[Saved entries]

_ _ _ _ _ _ _

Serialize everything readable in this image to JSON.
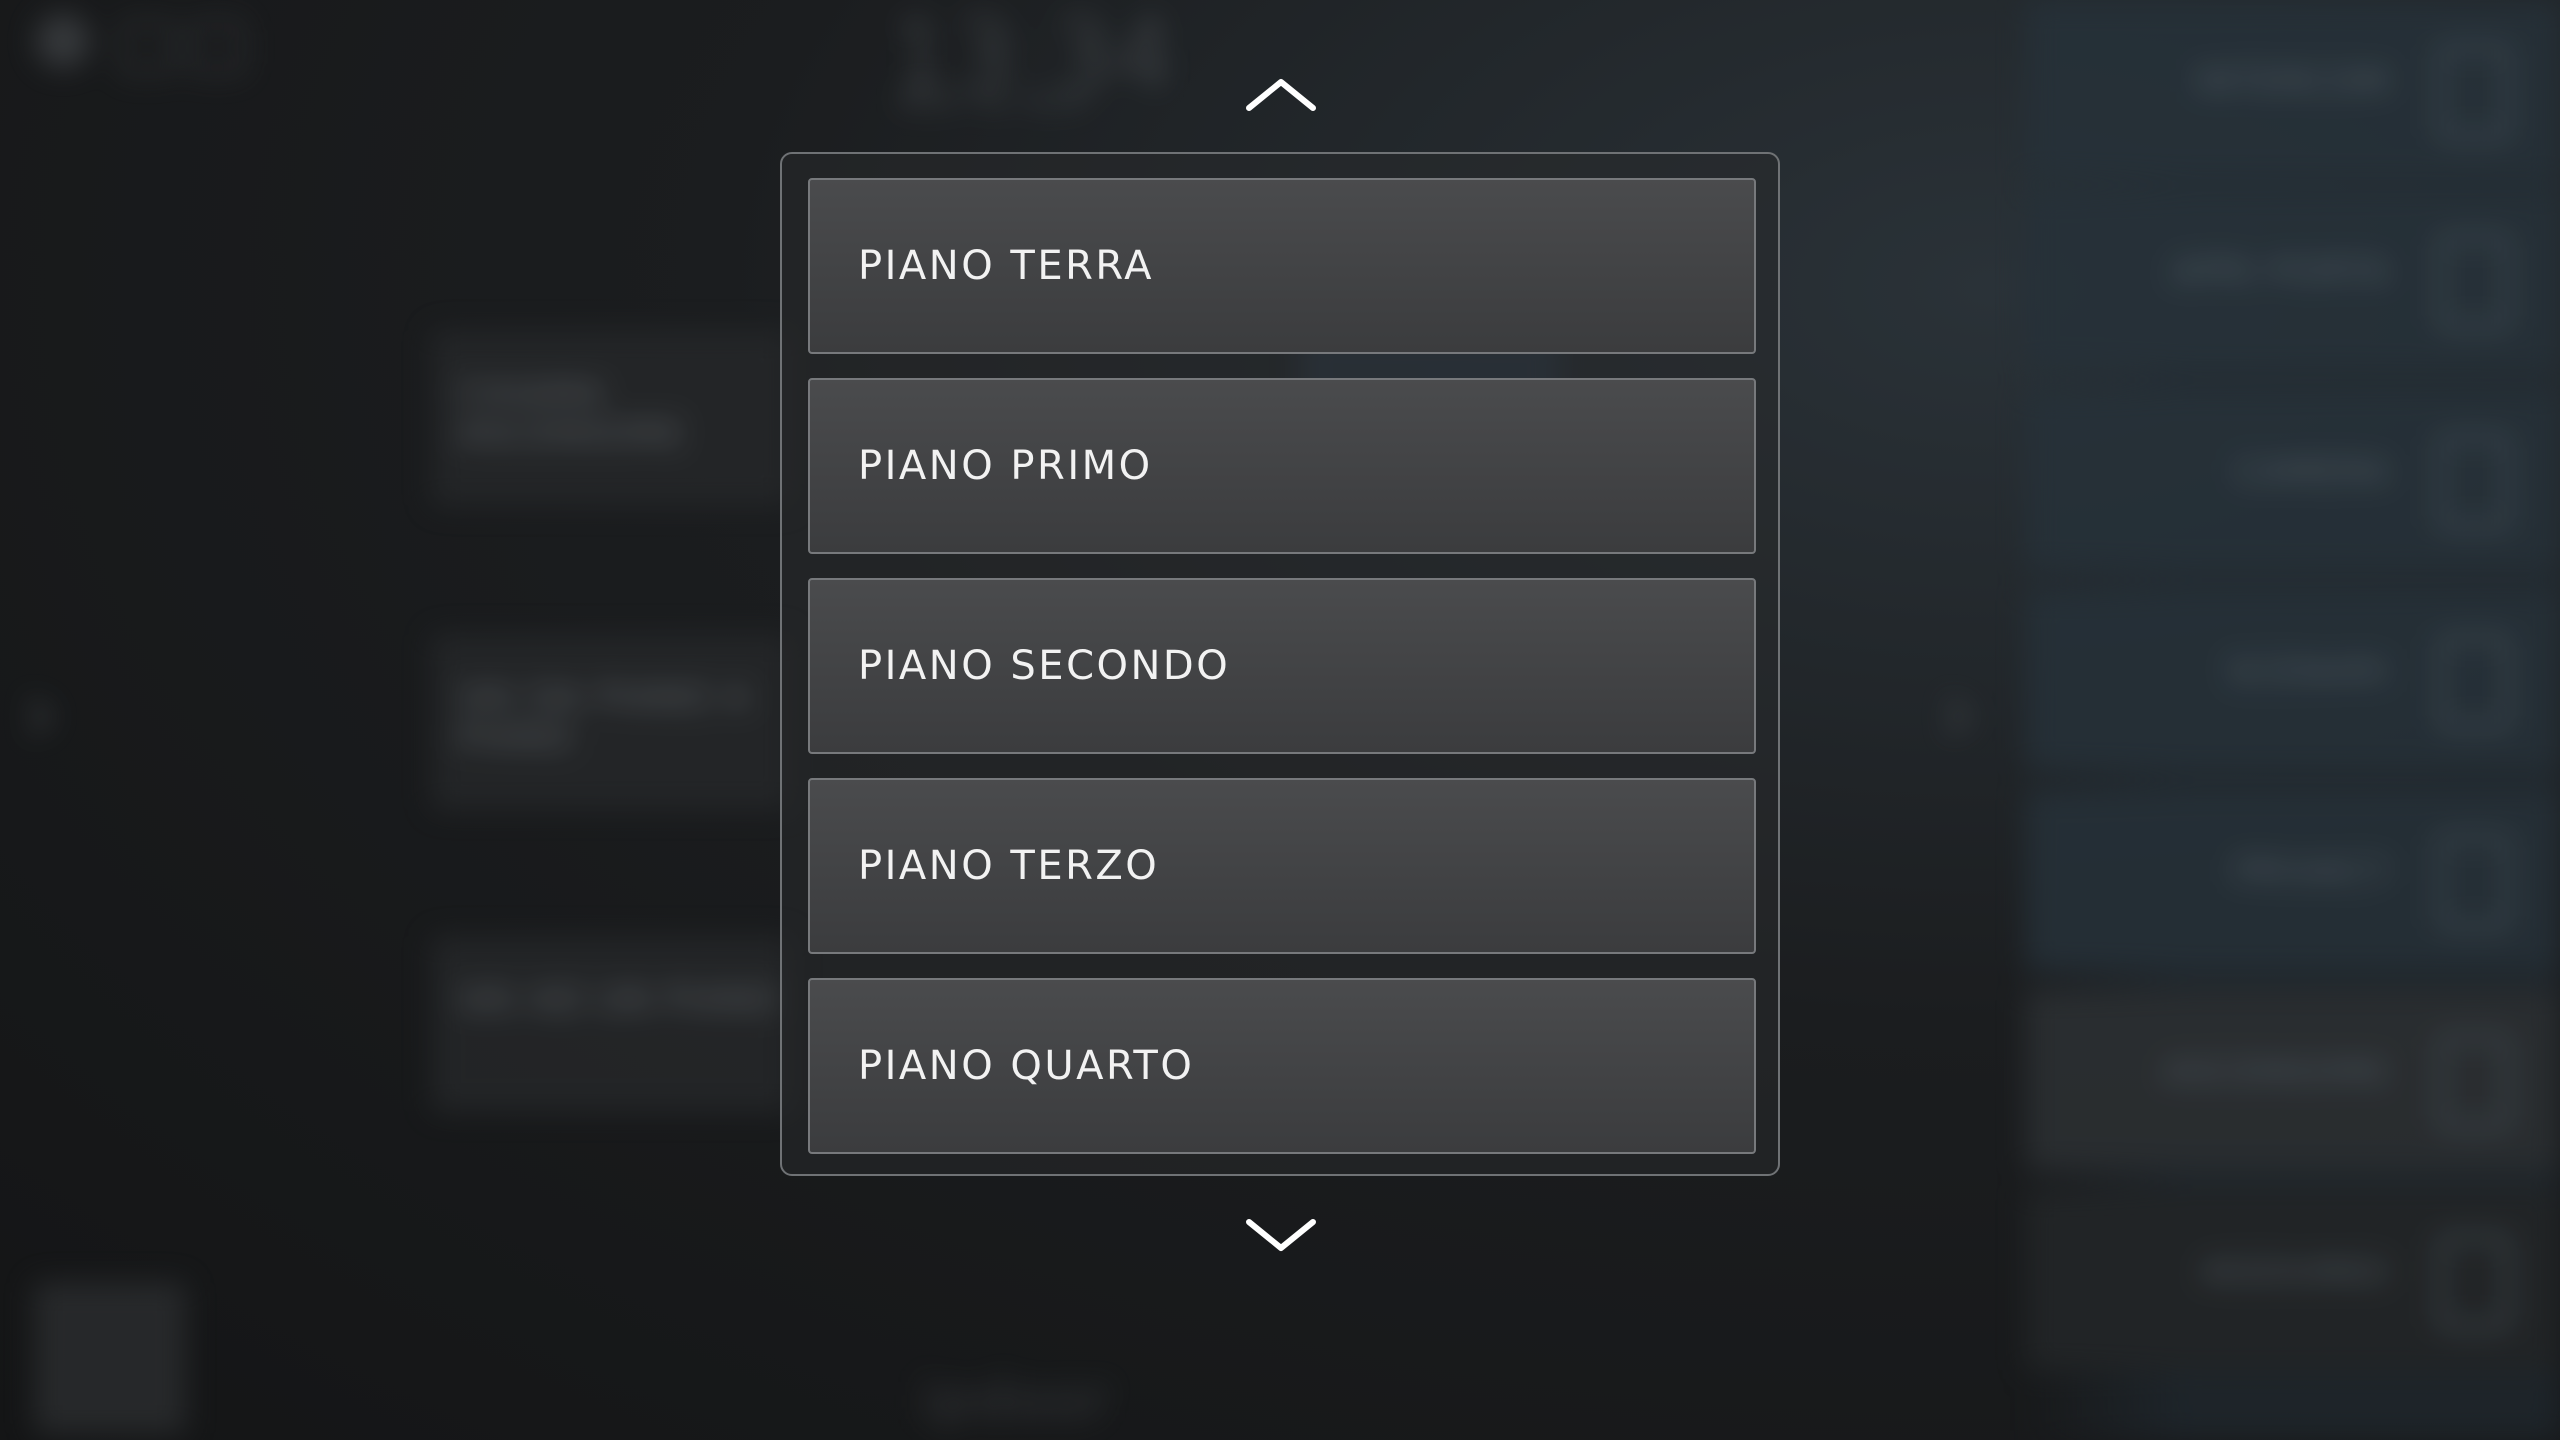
{
  "picker": {
    "up_icon": "chevron-up-icon",
    "down_icon": "chevron-down-icon",
    "floors": [
      {
        "label": "PIANO TERRA"
      },
      {
        "label": "PIANO PRIMO"
      },
      {
        "label": "PIANO SECONDO"
      },
      {
        "label": "PIANO TERZO"
      },
      {
        "label": "PIANO QUARTO"
      }
    ]
  },
  "background": {
    "clock": "13:34",
    "date": "MAR 30 NOV",
    "cards": [
      {
        "label": "CHIAMA ASCENSORE"
      },
      {
        "label": "VAI DA PIANO A PIANO"
      },
      {
        "label": "VAI AD UN PIANO"
      }
    ],
    "sidebar": [
      {
        "label": "INTERCOM",
        "icon": "phone-icon"
      },
      {
        "label": "APRI PORTA",
        "icon": "lock-icon"
      },
      {
        "label": "CAMERA",
        "icon": "camera-icon"
      },
      {
        "label": "SCENARI",
        "icon": "grid-icon"
      },
      {
        "label": "PRIVACY",
        "icon": "toggle-icon"
      },
      {
        "label": "ASCENSORE",
        "icon": "elevator-icon"
      },
      {
        "label": "AGGIUNGI",
        "icon": "plus-icon"
      }
    ],
    "logo": "ipdoor"
  },
  "colors": {
    "accent_text": "#f2f2f2",
    "item_border": "#77797c",
    "item_fill": "#434446",
    "background": "#161718"
  }
}
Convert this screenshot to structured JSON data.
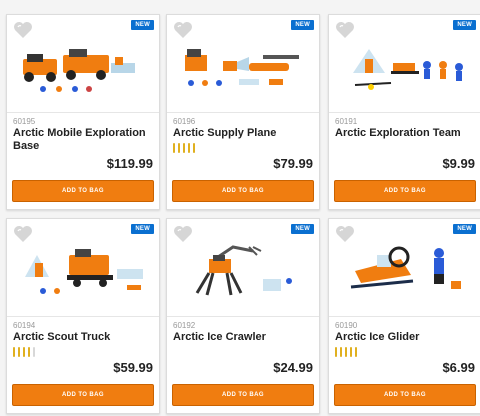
{
  "colors": {
    "accent": "#f07d10",
    "badge": "#0a6fd0"
  },
  "products": [
    {
      "sku": "60195",
      "name": "Arctic Mobile Exploration Base",
      "price": "$119.99",
      "badge": "NEW",
      "button": "ADD TO BAG",
      "rating_stars": 0,
      "icon": "heart-icon"
    },
    {
      "sku": "60196",
      "name": "Arctic Supply Plane",
      "price": "$79.99",
      "badge": "NEW",
      "button": "ADD TO BAG",
      "rating_stars": 5,
      "icon": "heart-icon"
    },
    {
      "sku": "60191",
      "name": "Arctic Exploration Team",
      "price": "$9.99",
      "badge": "NEW",
      "button": "ADD TO BAG",
      "rating_stars": 0,
      "icon": "heart-icon"
    },
    {
      "sku": "60194",
      "name": "Arctic Scout Truck",
      "price": "$59.99",
      "badge": "NEW",
      "button": "ADD TO BAG",
      "rating_stars": 4,
      "icon": "heart-icon"
    },
    {
      "sku": "60192",
      "name": "Arctic Ice Crawler",
      "price": "$24.99",
      "badge": "NEW",
      "button": "ADD TO BAG",
      "rating_stars": 0,
      "icon": "heart-icon"
    },
    {
      "sku": "60190",
      "name": "Arctic Ice Glider",
      "price": "$6.99",
      "badge": "NEW",
      "button": "ADD TO BAG",
      "rating_stars": 5,
      "icon": "heart-icon"
    }
  ]
}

_ _ _ _ _ _ _

STATED EXERCISE ▸ From the data above, write out everything exactly except the pictures.

RESPONSE TO THE EXERCISE ▸
Serialize everything readable in this image to JSON.
{
  "picker": {
    "up_icon": "chevron-up-icon",
    "down_icon": "chevron-down-icon",
    "floors": [
      {
        "label": "PIANO TERRA"
      },
      {
        "label": "PIANO PRIMO"
      },
      {
        "label": "PIANO SECONDO"
      },
      {
        "label": "PIANO TERZO"
      },
      {
        "label": "PIANO QUARTO"
      }
    ]
  },
  "background": {
    "clock": "13:34",
    "date": "MAR 30 NOV",
    "cards": [
      {
        "label": "CHIAMA ASCENSORE"
      },
      {
        "label": "VAI DA PIANO A PIANO"
      },
      {
        "label": "VAI AD UN PIANO"
      }
    ],
    "sidebar": [
      {
        "label": "INTERCOM",
        "icon": "phone-icon"
      },
      {
        "label": "APRI PORTA",
        "icon": "lock-icon"
      },
      {
        "label": "CAMERA",
        "icon": "camera-icon"
      },
      {
        "label": "SCENARI",
        "icon": "grid-icon"
      },
      {
        "label": "PRIVACY",
        "icon": "toggle-icon"
      },
      {
        "label": "ASCENSORE",
        "icon": "elevator-icon"
      },
      {
        "label": "AGGIUNGI",
        "icon": "plus-icon"
      }
    ],
    "logo": "ipdoor"
  },
  "colors": {
    "accent_text": "#f2f2f2",
    "item_border": "#77797c",
    "item_fill": "#434446",
    "background": "#161718"
  }
}
Convert this screenshot to structured JSON data.
{
  "colors": {
    "accent": "#f07d10",
    "badge": "#0a6fd0"
  },
  "products": [
    {
      "sku": "60195",
      "name": "Arctic Mobile Exploration Base",
      "price": "$119.99",
      "badge": "NEW",
      "button": "ADD TO BAG",
      "rating_stars": 0,
      "icon": "heart-icon"
    },
    {
      "sku": "60196",
      "name": "Arctic Supply Plane",
      "price": "$79.99",
      "badge": "NEW",
      "button": "ADD TO BAG",
      "rating_stars": 5,
      "icon": "heart-icon"
    },
    {
      "sku": "60191",
      "name": "Arctic Exploration Team",
      "price": "$9.99",
      "badge": "NEW",
      "button": "ADD TO BAG",
      "rating_stars": 0,
      "icon": "heart-icon"
    },
    {
      "sku": "60194",
      "name": "Arctic Scout Truck",
      "price": "$59.99",
      "badge": "NEW",
      "button": "ADD TO BAG",
      "rating_stars": 4,
      "icon": "heart-icon"
    },
    {
      "sku": "60192",
      "name": "Arctic Ice Crawler",
      "price": "$24.99",
      "badge": "NEW",
      "button": "ADD TO BAG",
      "rating_stars": 0,
      "icon": "heart-icon"
    },
    {
      "sku": "60190",
      "name": "Arctic Ice Glider",
      "price": "$6.99",
      "badge": "NEW",
      "button": "ADD TO BAG",
      "rating_stars": 5,
      "icon": "heart-icon"
    }
  ]
}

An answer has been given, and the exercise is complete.